Medicare Compliance & Reimbursement

Industry Notes:

CMS Releases Updated, Aggressive 5010 Timeline

CMS offered an early holiday gift to medical practices with the Nov. 17 announcement that it would not initiate enforcement action regarding 5010 until March 31, 2012. But even at the time, the agency did tell practices that they need to be able to prove that they're making a "good faith effort" to transition to the new data set. Now CMS puts its money where its mouth is, telling practices that they are being watched carefully -- and that some practices will not actually have until March to switch to 5010.

The news: In a Dec. 14 news release, CMS announced that it is monitoring progress toward 5010 compliance and has found that some practices are unnecessarily dragging their heels. To spur those practitioners along, CMS announced the following action plan:

In Dec. 2011, "submitters/receivers that have tested and been approved for 5010/D.0 will be notified that they have 30 days to cutover to the 5010/D.0 versions"

Submitters/receivers that have not yet tested will be notified in Dec. 2011 "that they must submit their transition plan and timeline to their MAC in 30 days"

MACs will notify the submitters/receivers; "submitters/receivers have the responsibility to notify the providers they service."

To read more about CMS's plan, visit www.cms.gov/Versions5010andD0.

Congress Has Yet To Pass 2012 Payment Fix

It's clear that Congress plans to take the looming Medicare pay cuts right down to the wire.

Part B practices are facing a 27 percent cut to Medicare rates effective Jan. 1 unless Congress steps in and reverses that cut, which it has done in prior years. However, with the calendar almost about to turn to 2012, the government has not yet taken action.

"Once again, Congress failed to stop the charade of scheduled annual physician payment cuts and short-term patches that spend more taxpayer money to perpetuate a policy all agree is fatally flawed", said AMA president Peter W. Carmel, MD, in a statement. "A decade of uncertainty and repeated threats of steep cuts threaten access to care for seniors and military families who rely on the Medicare and TRICARE programs."

CMS to Change NPI Listings in PECOS

You may have to tweak your procedures for checking whether your referring physicians are in Medicare's PECOS system.

- **Data extracts**:
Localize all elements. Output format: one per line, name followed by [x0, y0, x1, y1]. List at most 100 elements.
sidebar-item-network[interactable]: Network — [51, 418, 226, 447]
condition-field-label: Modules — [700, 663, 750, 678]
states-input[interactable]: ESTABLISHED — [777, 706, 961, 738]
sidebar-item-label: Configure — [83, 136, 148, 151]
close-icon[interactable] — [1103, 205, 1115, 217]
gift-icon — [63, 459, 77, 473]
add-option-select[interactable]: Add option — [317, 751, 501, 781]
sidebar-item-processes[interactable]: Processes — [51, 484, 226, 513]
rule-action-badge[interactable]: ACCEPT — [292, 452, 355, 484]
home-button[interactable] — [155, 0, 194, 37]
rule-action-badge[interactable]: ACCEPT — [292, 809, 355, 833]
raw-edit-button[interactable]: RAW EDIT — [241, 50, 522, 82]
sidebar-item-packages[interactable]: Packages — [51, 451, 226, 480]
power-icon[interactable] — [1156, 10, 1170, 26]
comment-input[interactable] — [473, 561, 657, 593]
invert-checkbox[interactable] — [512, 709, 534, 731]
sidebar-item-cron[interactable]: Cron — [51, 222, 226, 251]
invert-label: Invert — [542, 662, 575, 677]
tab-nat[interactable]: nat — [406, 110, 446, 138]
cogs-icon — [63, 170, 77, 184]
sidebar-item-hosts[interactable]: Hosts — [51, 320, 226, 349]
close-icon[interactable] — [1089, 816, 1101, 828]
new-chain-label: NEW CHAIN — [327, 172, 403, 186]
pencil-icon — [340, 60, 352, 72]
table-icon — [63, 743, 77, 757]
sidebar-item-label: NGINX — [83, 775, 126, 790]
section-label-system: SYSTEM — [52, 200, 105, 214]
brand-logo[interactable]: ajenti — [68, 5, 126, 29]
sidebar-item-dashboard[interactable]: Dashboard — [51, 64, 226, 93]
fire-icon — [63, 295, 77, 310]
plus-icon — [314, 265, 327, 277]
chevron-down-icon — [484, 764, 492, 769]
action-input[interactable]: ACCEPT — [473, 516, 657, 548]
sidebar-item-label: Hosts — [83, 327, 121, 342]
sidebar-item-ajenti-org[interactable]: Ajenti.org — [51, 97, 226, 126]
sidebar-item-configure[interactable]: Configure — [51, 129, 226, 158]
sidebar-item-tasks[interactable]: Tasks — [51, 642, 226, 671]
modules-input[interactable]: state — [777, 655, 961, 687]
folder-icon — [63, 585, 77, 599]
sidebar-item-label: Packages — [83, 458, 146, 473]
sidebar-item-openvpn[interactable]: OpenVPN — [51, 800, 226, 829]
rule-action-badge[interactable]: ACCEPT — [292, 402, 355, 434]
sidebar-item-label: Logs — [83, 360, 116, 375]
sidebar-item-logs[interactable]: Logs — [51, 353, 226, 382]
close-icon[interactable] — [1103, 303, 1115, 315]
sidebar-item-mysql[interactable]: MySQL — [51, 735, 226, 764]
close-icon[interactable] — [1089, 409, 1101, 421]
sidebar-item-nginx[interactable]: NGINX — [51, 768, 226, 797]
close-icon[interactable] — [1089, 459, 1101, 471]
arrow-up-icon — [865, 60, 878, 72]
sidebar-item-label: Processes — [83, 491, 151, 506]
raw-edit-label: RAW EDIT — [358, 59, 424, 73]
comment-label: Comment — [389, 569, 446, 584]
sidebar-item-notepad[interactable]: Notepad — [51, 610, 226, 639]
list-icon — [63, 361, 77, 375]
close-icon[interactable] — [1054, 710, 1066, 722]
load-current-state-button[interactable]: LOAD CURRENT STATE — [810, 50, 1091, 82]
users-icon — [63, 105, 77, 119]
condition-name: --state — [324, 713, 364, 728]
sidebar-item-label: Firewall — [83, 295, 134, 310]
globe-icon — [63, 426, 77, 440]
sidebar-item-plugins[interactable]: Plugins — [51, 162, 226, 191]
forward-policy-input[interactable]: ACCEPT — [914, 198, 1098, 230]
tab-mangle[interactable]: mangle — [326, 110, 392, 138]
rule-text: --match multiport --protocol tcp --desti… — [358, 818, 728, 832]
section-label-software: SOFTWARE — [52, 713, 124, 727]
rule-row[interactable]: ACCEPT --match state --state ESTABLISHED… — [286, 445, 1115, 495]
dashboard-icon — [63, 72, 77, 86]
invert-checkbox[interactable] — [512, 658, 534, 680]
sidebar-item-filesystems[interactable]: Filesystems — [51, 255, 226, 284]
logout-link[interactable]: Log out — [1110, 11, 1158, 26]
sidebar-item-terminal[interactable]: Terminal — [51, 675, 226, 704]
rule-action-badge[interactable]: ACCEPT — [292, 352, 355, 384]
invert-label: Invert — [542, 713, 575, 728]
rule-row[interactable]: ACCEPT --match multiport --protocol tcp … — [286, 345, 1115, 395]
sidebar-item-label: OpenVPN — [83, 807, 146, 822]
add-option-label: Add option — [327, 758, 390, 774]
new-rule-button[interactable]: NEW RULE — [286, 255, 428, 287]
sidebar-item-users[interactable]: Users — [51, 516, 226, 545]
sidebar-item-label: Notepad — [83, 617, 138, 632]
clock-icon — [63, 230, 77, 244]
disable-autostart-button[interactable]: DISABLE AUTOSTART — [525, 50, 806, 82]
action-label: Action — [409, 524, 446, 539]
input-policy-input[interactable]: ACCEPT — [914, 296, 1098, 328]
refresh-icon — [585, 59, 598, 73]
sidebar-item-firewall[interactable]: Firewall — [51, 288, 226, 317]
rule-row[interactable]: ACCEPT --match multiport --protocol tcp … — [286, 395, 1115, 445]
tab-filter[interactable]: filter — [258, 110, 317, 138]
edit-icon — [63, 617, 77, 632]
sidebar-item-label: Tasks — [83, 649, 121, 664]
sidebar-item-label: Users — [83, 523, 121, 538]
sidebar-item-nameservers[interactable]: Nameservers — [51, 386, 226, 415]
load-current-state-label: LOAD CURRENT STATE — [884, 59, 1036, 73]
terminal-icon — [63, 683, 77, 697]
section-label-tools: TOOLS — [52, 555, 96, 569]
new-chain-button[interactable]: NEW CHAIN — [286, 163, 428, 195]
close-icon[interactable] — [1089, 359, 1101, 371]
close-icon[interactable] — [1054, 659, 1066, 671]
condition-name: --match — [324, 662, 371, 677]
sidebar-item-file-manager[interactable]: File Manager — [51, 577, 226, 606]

- **Task requirements**: In the Medicare industry notes, rewrite the paragraph beginning "CMS offered an early holiday gift" more briefly, keeping its main facts. The items have no role in this work.

- **The answer**: On Nov. 17, CMS announced that it would not start enforcement action on 5010 until March 31, 2012. It also said that practices must be able to prove a "good faith effort" to move to the new data set. CMS now warns that practices are being watched closely and that some of them will not actually have until March to switch to 5010.